┌─ DATA LISTING
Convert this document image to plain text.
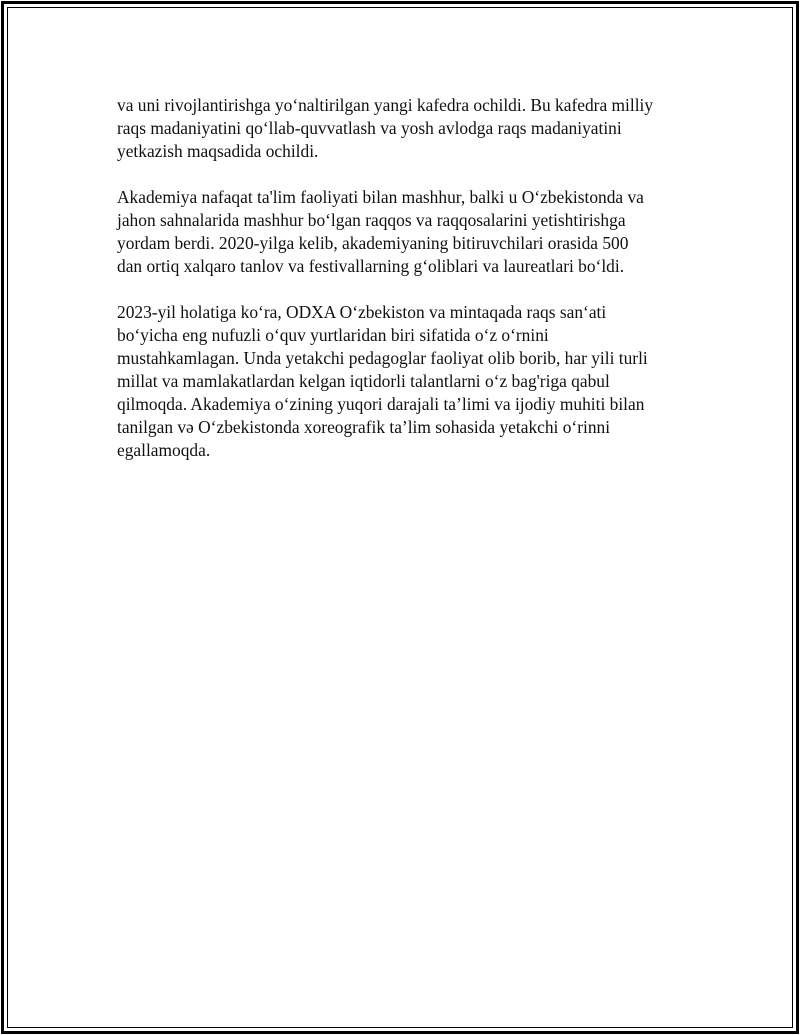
va uni rivojlantirishga yo‘naltirilgan yangi kafedra ochildi. Bu kafedra milliy
raqs madaniyatini qo‘llab-quvvatlash va yosh avlodga raqs madaniyatini
yetkazish maqsadida ochildi.

Akademiya nafaqat ta'lim faoliyati bilan mashhur, balki u O‘zbekistonda va
jahon sahnalarida mashhur bo‘lgan raqqos va raqqosalarini yetishtirishga
yordam berdi. 2020-yilga kelib, akademiyaning bitiruvchilari orasida 500
dan ortiq xalqaro tanlov va festivallarning g‘oliblari va laureatlari bo‘ldi.

2023-yil holatiga ko‘ra, ODXA O‘zbekiston va mintaqada raqs san‘ati
bo‘yicha eng nufuzli o‘quv yurtlaridan biri sifatida o‘z o‘rnini
mustahkamlagan. Unda yetakchi pedagoglar faoliyat olib borib, har yili turli
millat va mamlakatlardan kelgan iqtidorli talantlarni o‘z bag'riga qabul
qilmoqda. Akademiya o‘zining yuqori darajali ta’limi va ijodiy muhiti bilan
tanilgan və O‘zbekistonda xoreografik ta’lim sohasida yetakchi o‘rinni
egallamoqda.
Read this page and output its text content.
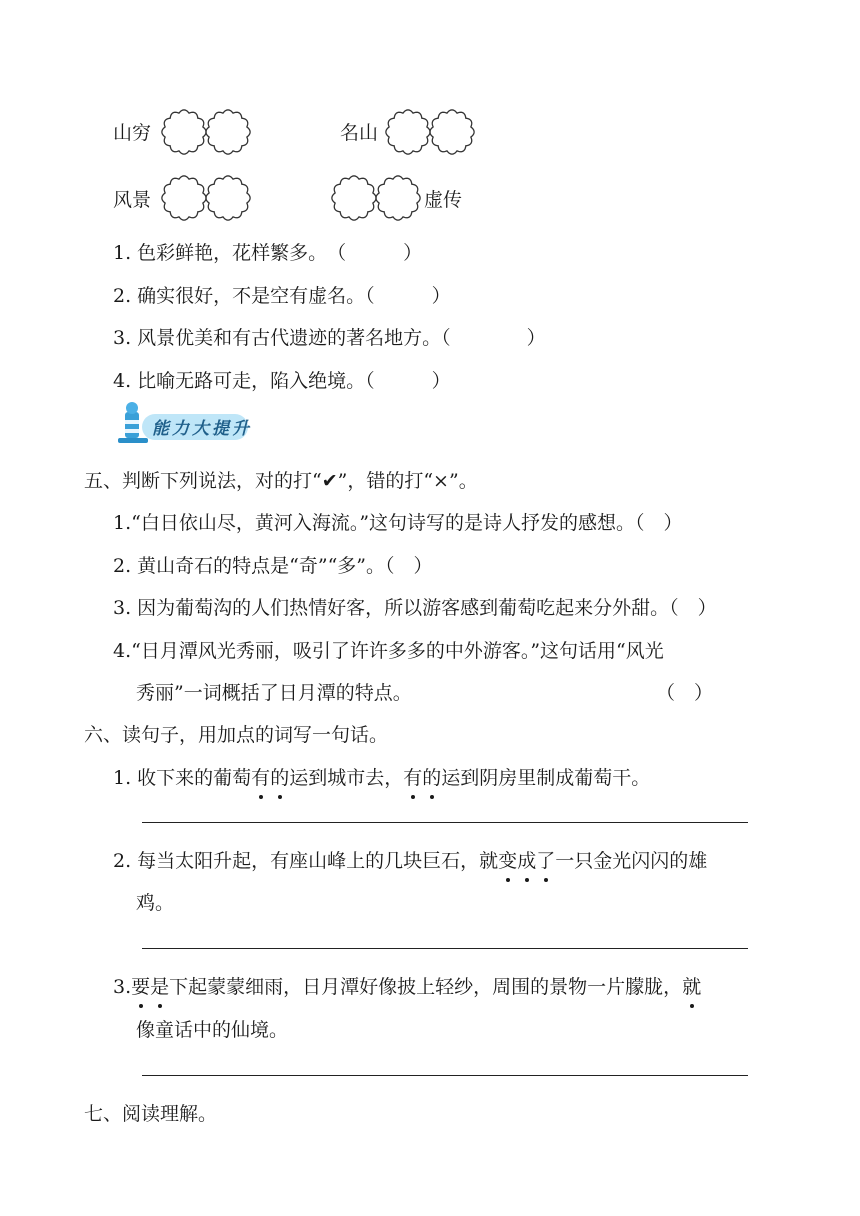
山穷	名山
风景	虚传
1. 色彩鲜艳，花样繁多。　（　　　）
2. 确实很好，不是空有虚名。（　　　）
3. 风景优美和有古代遗迹的著名地方。（　　　　）
4. 比喻无路可走，陷入绝境。（　　　）
能力大提升
五、判断下列说法，对的打“✔”，错的打“×”。
1.“白日依山尽，黄河入海流。”这句诗写的是诗人抒发的感想。（　）
2. 黄山奇石的特点是“奇”“多”。（　）
3. 因为葡萄沟的人们热情好客，所以游客感到葡萄吃起来分外甜。（　）
4.“日月潭风光秀丽，吸引了许许多多的中外游客。”这句话用“风光
秀丽”一词概括了日月潭的特点。	（　）
六、读句子，用加点的词写一句话。
1. 收下来的葡萄有的运到城市去，有的运到阴房里制成葡萄干。
2. 每当太阳升起，有座山峰上的几块巨石，就变成了一只金光闪闪的雄
鸡。
3.要是下起蒙蒙细雨，日月潭好像披上轻纱，周围的景物一片朦胧，就
像童话中的仙境。
七、阅读理解。
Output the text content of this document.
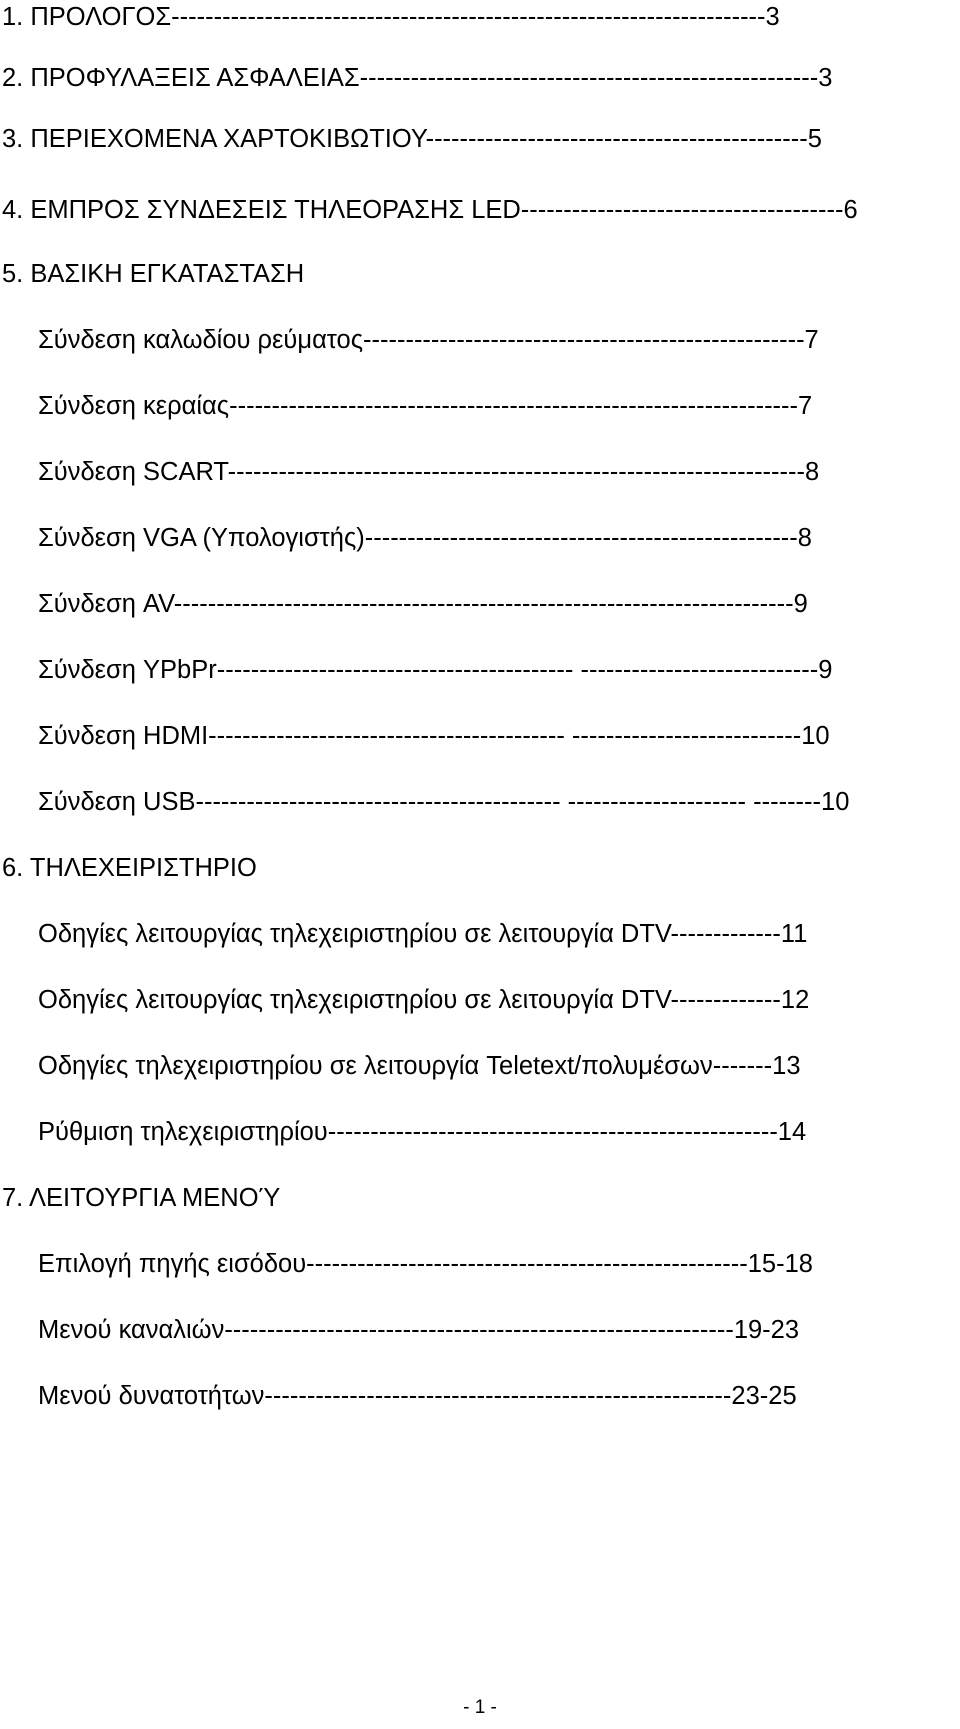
1. ΠΡΟΛΟΓΟΣ----------------------------------------------------------------------3
2. ΠΡΟΦΥΛΑΞΕΙΣ ΑΣΦΑΛΕΙΑΣ------------------------------------------------------3
3. ΠΕΡΙΕΧΟΜΕΝΑ ΧΑΡΤΟΚΙΒΩΤΙΟΥ---------------------------------------------5
4. ΕΜΠΡΟΣ ΣΥΝΔΕΣΕΙΣ ΤΗΛΕΟΡΑΣΗΣ LED--------------------------------------6
5. ΒΑΣΙΚΗ ΕΓΚΑΤΑΣΤΑΣΗ
Σύνδεση καλωδίου ρεύματος----------------------------------------------------7
Σύνδεση κεραίας-------------------------------------------------------------------7
Σύνδεση SCART--------------------------------------------------------------------8
Σύνδεση VGA (Υπολογιστής)---------------------------------------------------8
Σύνδεση AV-------------------------------------------------------------------------9
Σύνδεση YPbPr------------------------------------------ ----------------------------9
Σύνδεση HDMI------------------------------------------ ---------------------------10
Σύνδεση USB------------------------------------------- --------------------- --------10
6. ΤΗΛΕΧΕΙΡΙΣΤΗΡΙΟ
Οδηγίες λειτουργίας τηλεχειριστηρίου σε λειτουργία DTV-------------11
Οδηγίες λειτουργίας τηλεχειριστηρίου σε λειτουργία DTV-------------12
Οδηγίες τηλεχειριστηρίου σε λειτουργία Teletext/πολυμέσων-------13
Ρύθμιση τηλεχειριστηρίου-----------------------------------------------------14
7. ΛΕΙΤΟΥΡΓΙΑ ΜΕΝΟΎ
Επιλογή πηγής εισόδου----------------------------------------------------15-18
Μενού καναλιών------------------------------------------------------------19-23
Μενού δυνατοτήτων-------------------------------------------------------23-25
- 1 -
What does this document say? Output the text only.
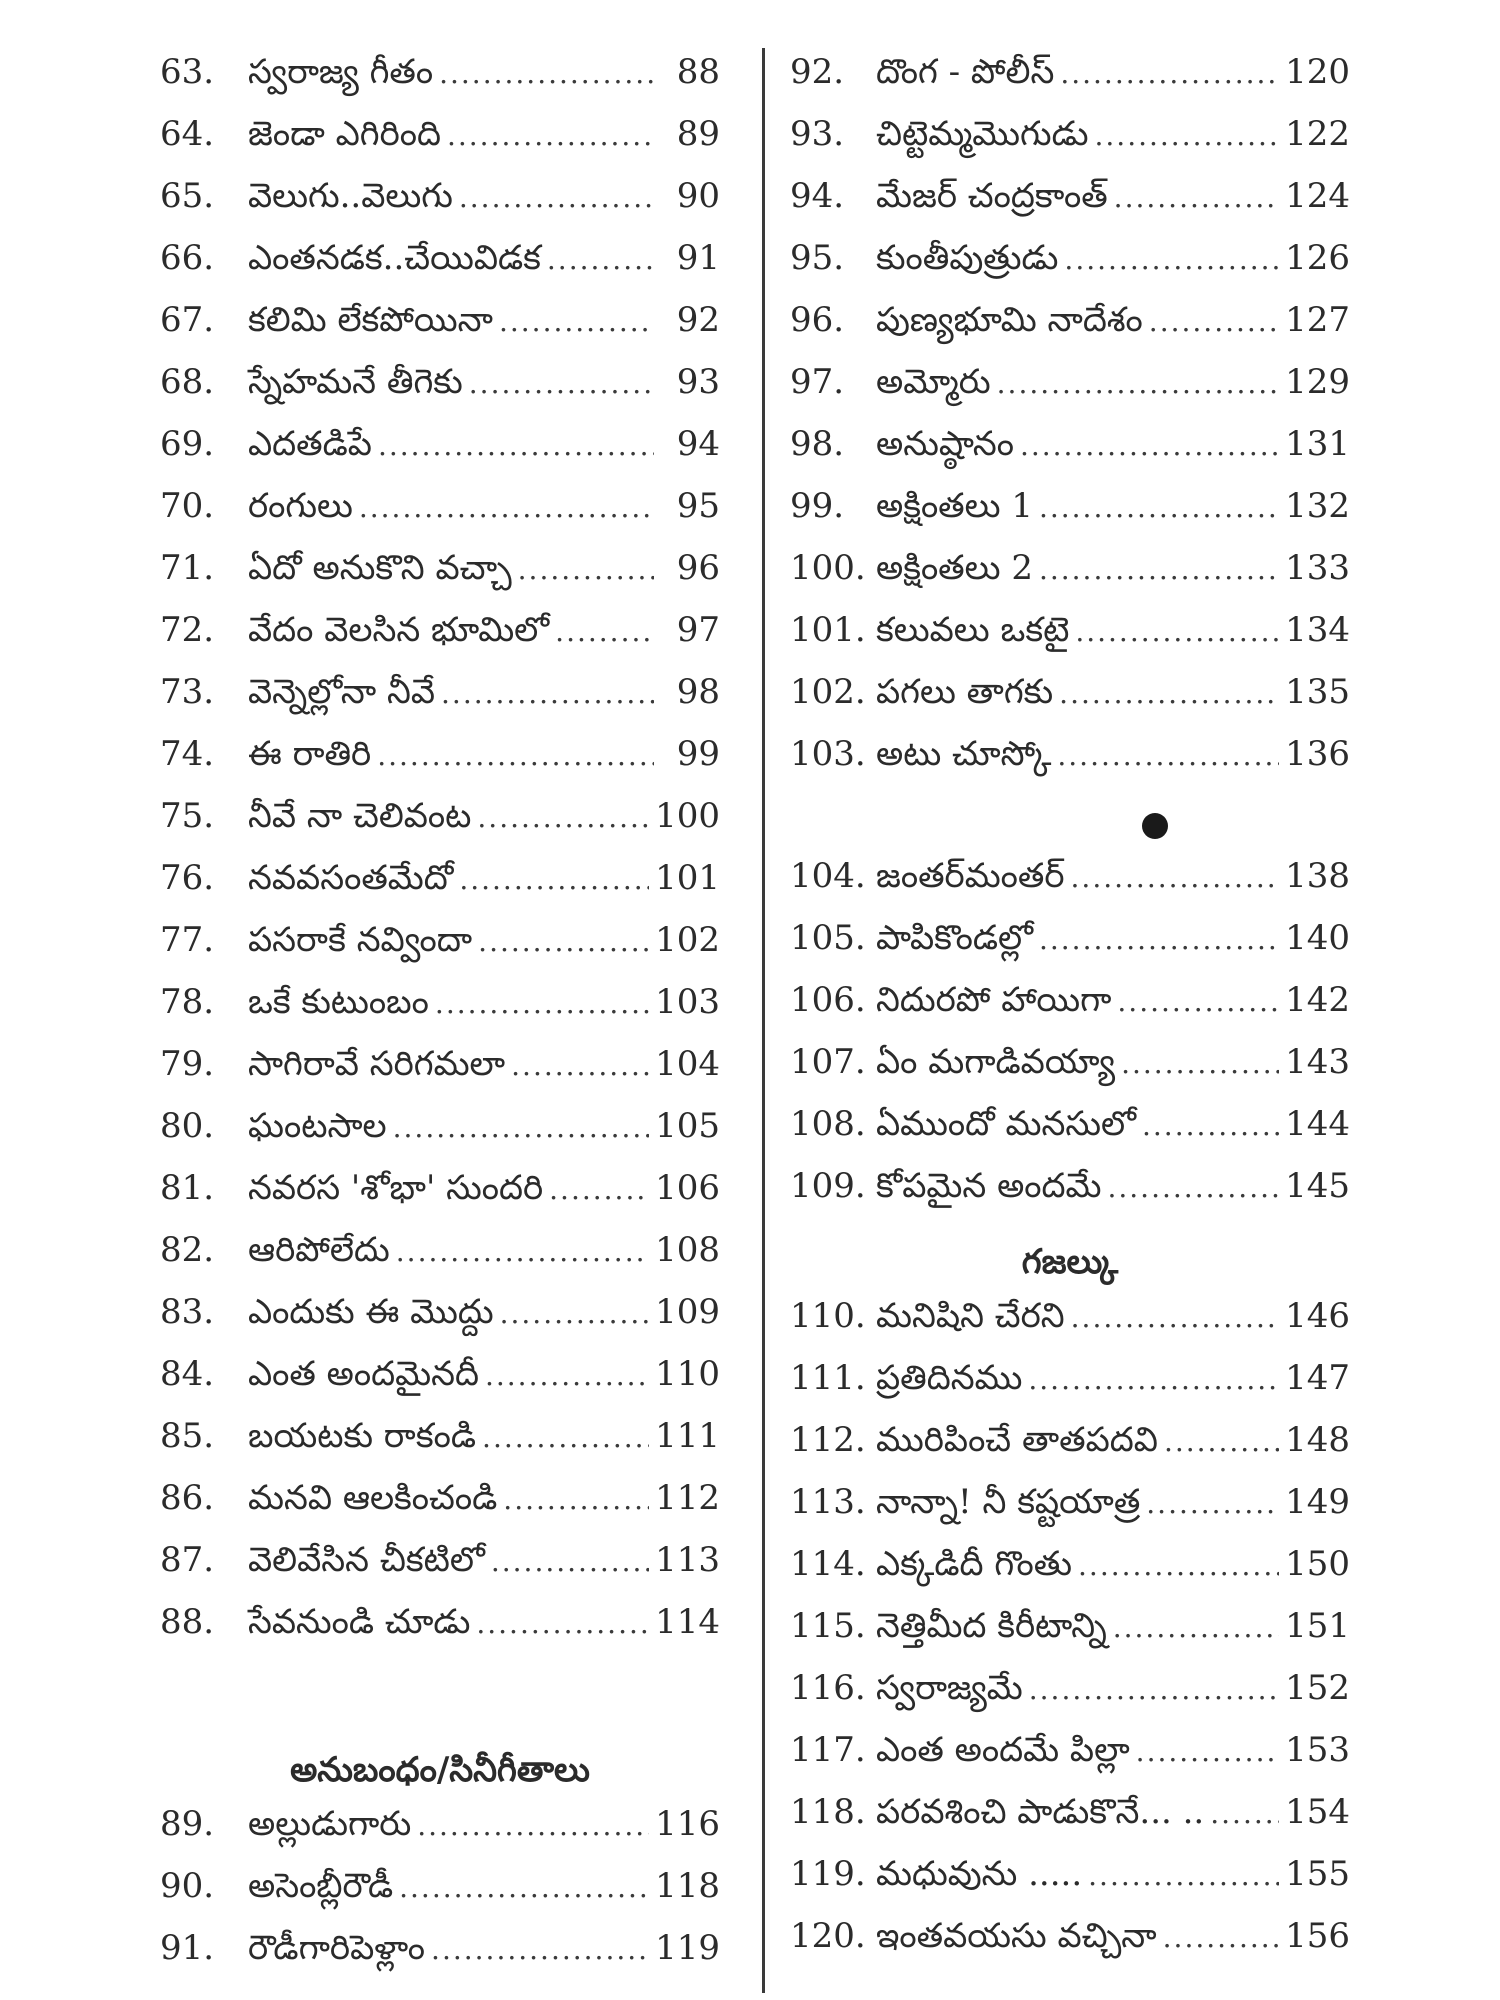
63. స్వరాజ్య గీతం .....	88
64. జెండా ఎగిరింది .....	89
65. వెలుగు..వెలుగు .....	90
66. ఎంతనడక..చేయివిడక .....	91
67. కలిమి లేకపోయినా .....	92
68. స్నేహమనే తీగెకు .....	93
69. ఎదతడిపే .....	94
70. రంగులు .....	95
71. ఏదో అనుకొని వచ్చా .....	96
72. వేదం వెలసిన భూమిలో .....	97
73. వెన్నెల్లోనా నీవే .....	98
74. ఈ రాతిరి .....	99
75. నీవే నా చెలివంట .....	100
76. నవవసంతమేదో .....	101
77. పసరాకే నవ్విందా .....	102
78. ఒకే కుటుంబం .....	103
79. సాగిరావే సరిగమలా .....	104
80. ఘంటసాల .....	105
81. నవరస 'శోభా' సుందరి .....	106
82. ఆరిపోలేదు .....	108
83. ఎందుకు ఈ మొద్దు .....	109
84. ఎంత అందమైనదీ .....	110
85. బయటకు రాకండి .....	111
86. మనవి ఆలకించండి .....	112
87. వెలివేసిన చీకటిలో .....	113
88. సేవనుండి చూడు .....	114
అనుబంధం/సినీగీతాలు
89. అల్లుడుగారు .....	116
90. అసెంబ్లీరౌడీ .....	118
91. రౌడీగారిపెళ్లాం .....	119
92. దొంగ - పోలీస్ .....	120
93. చిట్టెమ్మమొగుడు .....	122
94. మేజర్ చంద్రకాంత్ .....	124
95. కుంతీపుత్రుడు .....	126
96. పుణ్యభూమి నాదేశం .....	127
97. అమ్మోరు .....	129
98. అనుష్ఠానం .....	131
99. అక్షింతలు 1 .....	132
100. అక్షింతలు 2 .....	133
101. కలువలు ఒకటై .....	134
102. పగలు తాగకు .....	135
103. అటు చూస్కో .....	136
104. జంతర్‌మంతర్ .....	138
105. పాపికొండల్లో .....	140
106. నిదురపో హాయిగా .....	142
107. ఏం మగాడివయ్యా .....	143
108. ఏముందో మనసులో .....	144
109. కోపమైన అందమే .....	145
గజల్కు
110. మనిషిని చేరని .....	146
111. ప్రతిదినము .....	147
112. మురిపించే తాతపదవి .....	148
113. నాన్నా! నీ కష్టయాత్ర .....	149
114. ఎక్కడిదీ గొంతు .....	150
115. నెత్తిమీద కిరీటాన్ని .....	151
116. స్వరాజ్యమే .....	152
117. ఎంత అందమే పిల్లా .....	153
118. పరవశించి పాడుకొనే... .. ..... 154
119. మధువును ..... .....	155
120. ఇంతవయసు వచ్చినా .....	156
└─
**DIRECTIONS:** Give only the number of lines above that hold the string "λειτουργίας".

**OUTPUT OF THE TASK:** 2